# What needs to be done
From the records below, extract all the text exactly and leave the images behind.

# Record excerpts

>>

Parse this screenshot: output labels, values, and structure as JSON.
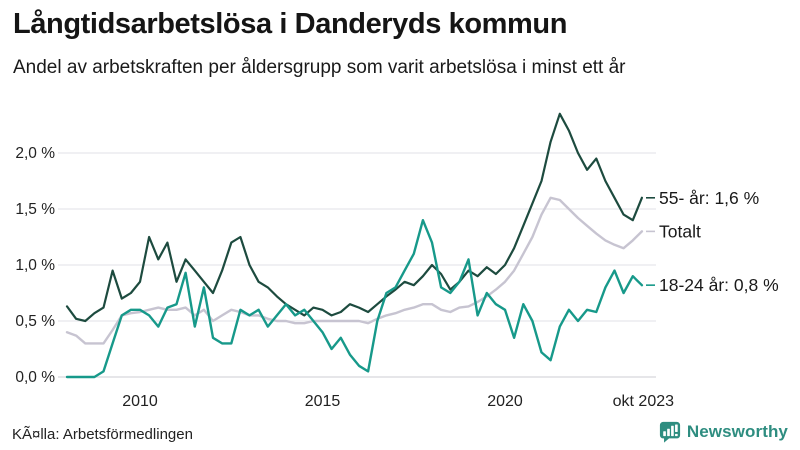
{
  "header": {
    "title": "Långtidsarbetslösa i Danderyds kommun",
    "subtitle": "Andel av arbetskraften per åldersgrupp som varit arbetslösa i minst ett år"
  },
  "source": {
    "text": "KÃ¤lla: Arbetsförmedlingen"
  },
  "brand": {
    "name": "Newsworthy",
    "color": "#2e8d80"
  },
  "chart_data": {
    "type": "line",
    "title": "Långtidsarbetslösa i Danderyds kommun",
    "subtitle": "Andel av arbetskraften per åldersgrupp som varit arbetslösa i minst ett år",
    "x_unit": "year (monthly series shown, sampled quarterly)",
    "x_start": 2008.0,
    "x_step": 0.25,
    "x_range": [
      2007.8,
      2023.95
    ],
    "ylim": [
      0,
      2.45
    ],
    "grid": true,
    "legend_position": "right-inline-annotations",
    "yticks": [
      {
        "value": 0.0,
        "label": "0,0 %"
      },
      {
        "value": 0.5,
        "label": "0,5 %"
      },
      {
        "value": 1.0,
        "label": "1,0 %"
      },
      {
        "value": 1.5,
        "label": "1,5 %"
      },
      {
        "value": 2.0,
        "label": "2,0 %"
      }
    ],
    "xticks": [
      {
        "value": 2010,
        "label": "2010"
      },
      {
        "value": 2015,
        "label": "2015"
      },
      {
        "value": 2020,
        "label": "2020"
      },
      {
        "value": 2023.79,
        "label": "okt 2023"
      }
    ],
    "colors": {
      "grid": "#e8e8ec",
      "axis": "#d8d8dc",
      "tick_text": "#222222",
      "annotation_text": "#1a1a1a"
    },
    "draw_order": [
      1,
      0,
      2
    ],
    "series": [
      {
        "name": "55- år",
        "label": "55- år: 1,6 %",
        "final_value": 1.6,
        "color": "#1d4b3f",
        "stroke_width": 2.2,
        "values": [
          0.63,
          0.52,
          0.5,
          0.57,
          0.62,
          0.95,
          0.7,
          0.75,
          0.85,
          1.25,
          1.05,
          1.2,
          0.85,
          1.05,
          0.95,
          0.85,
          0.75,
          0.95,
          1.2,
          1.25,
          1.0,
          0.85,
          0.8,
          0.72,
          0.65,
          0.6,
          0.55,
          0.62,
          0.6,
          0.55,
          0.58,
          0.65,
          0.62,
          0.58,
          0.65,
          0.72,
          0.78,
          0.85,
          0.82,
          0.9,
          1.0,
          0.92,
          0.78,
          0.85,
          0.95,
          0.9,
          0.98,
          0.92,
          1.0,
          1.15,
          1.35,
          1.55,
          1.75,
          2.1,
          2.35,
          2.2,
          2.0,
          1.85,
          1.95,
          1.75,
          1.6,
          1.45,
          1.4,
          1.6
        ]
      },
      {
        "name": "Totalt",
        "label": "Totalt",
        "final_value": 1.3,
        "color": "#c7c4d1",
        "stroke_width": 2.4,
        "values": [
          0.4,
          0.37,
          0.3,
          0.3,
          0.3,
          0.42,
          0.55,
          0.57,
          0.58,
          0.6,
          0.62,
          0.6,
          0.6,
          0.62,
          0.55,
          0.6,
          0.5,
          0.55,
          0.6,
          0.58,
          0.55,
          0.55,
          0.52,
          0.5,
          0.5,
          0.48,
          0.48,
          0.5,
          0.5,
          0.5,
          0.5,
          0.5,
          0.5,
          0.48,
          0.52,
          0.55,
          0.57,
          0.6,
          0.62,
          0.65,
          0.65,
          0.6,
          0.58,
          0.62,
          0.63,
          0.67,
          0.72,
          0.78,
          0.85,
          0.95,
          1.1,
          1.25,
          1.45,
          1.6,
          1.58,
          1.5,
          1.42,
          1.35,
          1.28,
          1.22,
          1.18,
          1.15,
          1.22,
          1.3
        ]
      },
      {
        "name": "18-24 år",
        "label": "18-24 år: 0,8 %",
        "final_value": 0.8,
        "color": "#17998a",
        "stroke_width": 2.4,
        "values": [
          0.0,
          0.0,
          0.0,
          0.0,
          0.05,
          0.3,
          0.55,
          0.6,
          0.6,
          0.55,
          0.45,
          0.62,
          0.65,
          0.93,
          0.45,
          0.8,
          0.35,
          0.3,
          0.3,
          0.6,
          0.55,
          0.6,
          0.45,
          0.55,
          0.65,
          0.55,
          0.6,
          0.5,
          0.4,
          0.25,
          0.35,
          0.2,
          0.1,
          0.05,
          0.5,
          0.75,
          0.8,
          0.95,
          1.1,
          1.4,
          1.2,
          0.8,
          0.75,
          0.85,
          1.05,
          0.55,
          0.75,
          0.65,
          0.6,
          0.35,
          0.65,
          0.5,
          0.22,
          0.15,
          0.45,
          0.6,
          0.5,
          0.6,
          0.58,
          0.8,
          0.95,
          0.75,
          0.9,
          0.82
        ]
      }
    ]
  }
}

<<

# Solution to the problem
Parse this screenshot: output labels, values, and structure as JSON.
{
  "header": {
    "title": "Långtidsarbetslösa i Danderyds kommun",
    "subtitle": "Andel av arbetskraften per åldersgrupp som varit arbetslösa i minst ett år"
  },
  "source": {
    "text": "KÃ¤lla: Arbetsförmedlingen"
  },
  "brand": {
    "name": "Newsworthy",
    "color": "#2e8d80"
  },
  "chart_data": {
    "type": "line",
    "title": "Långtidsarbetslösa i Danderyds kommun",
    "subtitle": "Andel av arbetskraften per åldersgrupp som varit arbetslösa i minst ett år",
    "x_unit": "year (monthly series shown, sampled quarterly)",
    "x_start": 2008.0,
    "x_step": 0.25,
    "x_range": [
      2007.8,
      2023.95
    ],
    "ylim": [
      0,
      2.45
    ],
    "grid": true,
    "legend_position": "right-inline-annotations",
    "yticks": [
      {
        "value": 0.0,
        "label": "0,0 %"
      },
      {
        "value": 0.5,
        "label": "0,5 %"
      },
      {
        "value": 1.0,
        "label": "1,0 %"
      },
      {
        "value": 1.5,
        "label": "1,5 %"
      },
      {
        "value": 2.0,
        "label": "2,0 %"
      }
    ],
    "xticks": [
      {
        "value": 2010,
        "label": "2010"
      },
      {
        "value": 2015,
        "label": "2015"
      },
      {
        "value": 2020,
        "label": "2020"
      },
      {
        "value": 2023.79,
        "label": "okt 2023"
      }
    ],
    "colors": {
      "grid": "#e8e8ec",
      "axis": "#d8d8dc",
      "tick_text": "#222222",
      "annotation_text": "#1a1a1a"
    },
    "draw_order": [
      1,
      0,
      2
    ],
    "series": [
      {
        "name": "55- år",
        "label": "55- år: 1,6 %",
        "final_value": 1.6,
        "color": "#1d4b3f",
        "stroke_width": 2.2,
        "values": [
          0.63,
          0.52,
          0.5,
          0.57,
          0.62,
          0.95,
          0.7,
          0.75,
          0.85,
          1.25,
          1.05,
          1.2,
          0.85,
          1.05,
          0.95,
          0.85,
          0.75,
          0.95,
          1.2,
          1.25,
          1.0,
          0.85,
          0.8,
          0.72,
          0.65,
          0.6,
          0.55,
          0.62,
          0.6,
          0.55,
          0.58,
          0.65,
          0.62,
          0.58,
          0.65,
          0.72,
          0.78,
          0.85,
          0.82,
          0.9,
          1.0,
          0.92,
          0.78,
          0.85,
          0.95,
          0.9,
          0.98,
          0.92,
          1.0,
          1.15,
          1.35,
          1.55,
          1.75,
          2.1,
          2.35,
          2.2,
          2.0,
          1.85,
          1.95,
          1.75,
          1.6,
          1.45,
          1.4,
          1.6
        ]
      },
      {
        "name": "Totalt",
        "label": "Totalt",
        "final_value": 1.3,
        "color": "#c7c4d1",
        "stroke_width": 2.4,
        "values": [
          0.4,
          0.37,
          0.3,
          0.3,
          0.3,
          0.42,
          0.55,
          0.57,
          0.58,
          0.6,
          0.62,
          0.6,
          0.6,
          0.62,
          0.55,
          0.6,
          0.5,
          0.55,
          0.6,
          0.58,
          0.55,
          0.55,
          0.52,
          0.5,
          0.5,
          0.48,
          0.48,
          0.5,
          0.5,
          0.5,
          0.5,
          0.5,
          0.5,
          0.48,
          0.52,
          0.55,
          0.57,
          0.6,
          0.62,
          0.65,
          0.65,
          0.6,
          0.58,
          0.62,
          0.63,
          0.67,
          0.72,
          0.78,
          0.85,
          0.95,
          1.1,
          1.25,
          1.45,
          1.6,
          1.58,
          1.5,
          1.42,
          1.35,
          1.28,
          1.22,
          1.18,
          1.15,
          1.22,
          1.3
        ]
      },
      {
        "name": "18-24 år",
        "label": "18-24 år: 0,8 %",
        "final_value": 0.8,
        "color": "#17998a",
        "stroke_width": 2.4,
        "values": [
          0.0,
          0.0,
          0.0,
          0.0,
          0.05,
          0.3,
          0.55,
          0.6,
          0.6,
          0.55,
          0.45,
          0.62,
          0.65,
          0.93,
          0.45,
          0.8,
          0.35,
          0.3,
          0.3,
          0.6,
          0.55,
          0.6,
          0.45,
          0.55,
          0.65,
          0.55,
          0.6,
          0.5,
          0.4,
          0.25,
          0.35,
          0.2,
          0.1,
          0.05,
          0.5,
          0.75,
          0.8,
          0.95,
          1.1,
          1.4,
          1.2,
          0.8,
          0.75,
          0.85,
          1.05,
          0.55,
          0.75,
          0.65,
          0.6,
          0.35,
          0.65,
          0.5,
          0.22,
          0.15,
          0.45,
          0.6,
          0.5,
          0.6,
          0.58,
          0.8,
          0.95,
          0.75,
          0.9,
          0.82
        ]
      }
    ]
  }
}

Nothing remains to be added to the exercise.